- [SUPPLIED DATA]:
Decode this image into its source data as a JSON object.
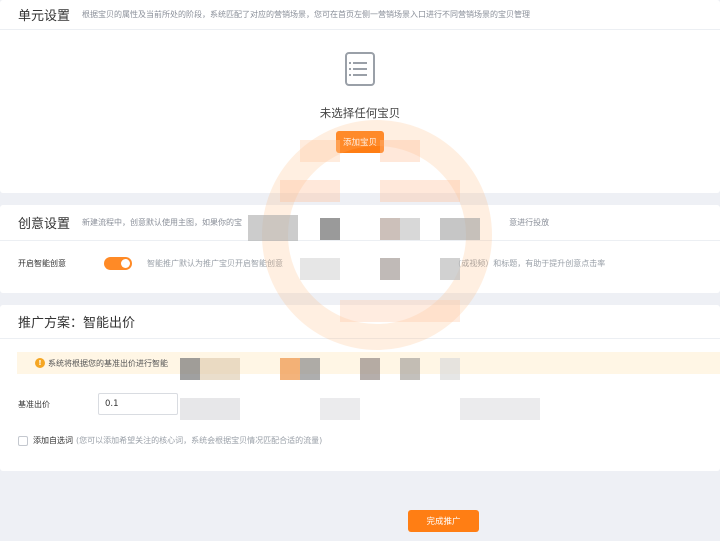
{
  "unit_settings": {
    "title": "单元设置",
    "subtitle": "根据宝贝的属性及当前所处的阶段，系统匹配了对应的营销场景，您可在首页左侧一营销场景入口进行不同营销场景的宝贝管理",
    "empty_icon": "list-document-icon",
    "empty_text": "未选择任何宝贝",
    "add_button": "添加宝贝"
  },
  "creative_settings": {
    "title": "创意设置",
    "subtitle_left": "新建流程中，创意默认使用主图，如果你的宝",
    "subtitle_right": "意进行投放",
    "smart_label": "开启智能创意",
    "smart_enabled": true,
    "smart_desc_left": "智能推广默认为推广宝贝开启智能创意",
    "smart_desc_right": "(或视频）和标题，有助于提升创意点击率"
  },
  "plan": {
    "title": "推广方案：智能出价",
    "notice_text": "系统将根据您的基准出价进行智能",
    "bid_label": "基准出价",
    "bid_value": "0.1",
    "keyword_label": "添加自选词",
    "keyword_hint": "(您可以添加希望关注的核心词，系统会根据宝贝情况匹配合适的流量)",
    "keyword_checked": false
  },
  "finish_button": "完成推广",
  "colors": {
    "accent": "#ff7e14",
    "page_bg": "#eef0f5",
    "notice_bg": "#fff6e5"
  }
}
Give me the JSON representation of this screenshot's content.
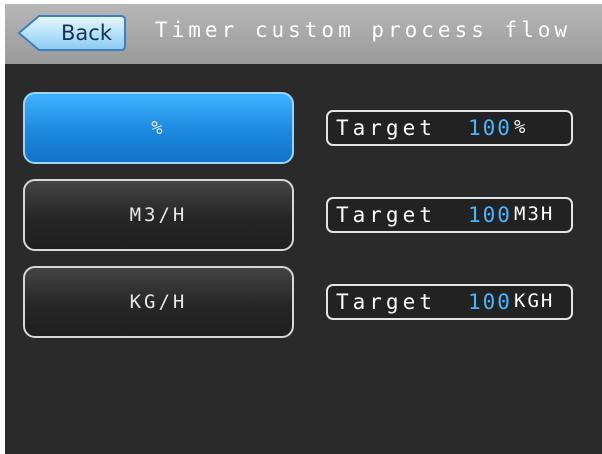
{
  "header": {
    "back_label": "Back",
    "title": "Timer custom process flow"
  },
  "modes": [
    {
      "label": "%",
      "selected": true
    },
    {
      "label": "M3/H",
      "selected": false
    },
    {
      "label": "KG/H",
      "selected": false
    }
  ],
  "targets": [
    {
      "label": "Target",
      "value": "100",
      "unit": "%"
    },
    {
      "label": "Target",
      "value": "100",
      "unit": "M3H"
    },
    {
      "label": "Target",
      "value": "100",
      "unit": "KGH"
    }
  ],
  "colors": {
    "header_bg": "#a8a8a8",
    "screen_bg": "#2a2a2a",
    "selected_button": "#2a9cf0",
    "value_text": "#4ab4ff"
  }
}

- [WHAT IS REQUIRED]: The required output is the lines from the one containing "Give me the" through the end of the records above, reproduced exactly, with no pictures.

- [WRITTEN ANSWER]:
Give me the JSON representation of this screenshot's content.
{
  "header": {
    "back_label": "Back",
    "title": "Timer custom process flow"
  },
  "modes": [
    {
      "label": "%",
      "selected": true
    },
    {
      "label": "M3/H",
      "selected": false
    },
    {
      "label": "KG/H",
      "selected": false
    }
  ],
  "targets": [
    {
      "label": "Target",
      "value": "100",
      "unit": "%"
    },
    {
      "label": "Target",
      "value": "100",
      "unit": "M3H"
    },
    {
      "label": "Target",
      "value": "100",
      "unit": "KGH"
    }
  ],
  "colors": {
    "header_bg": "#a8a8a8",
    "screen_bg": "#2a2a2a",
    "selected_button": "#2a9cf0",
    "value_text": "#4ab4ff"
  }
}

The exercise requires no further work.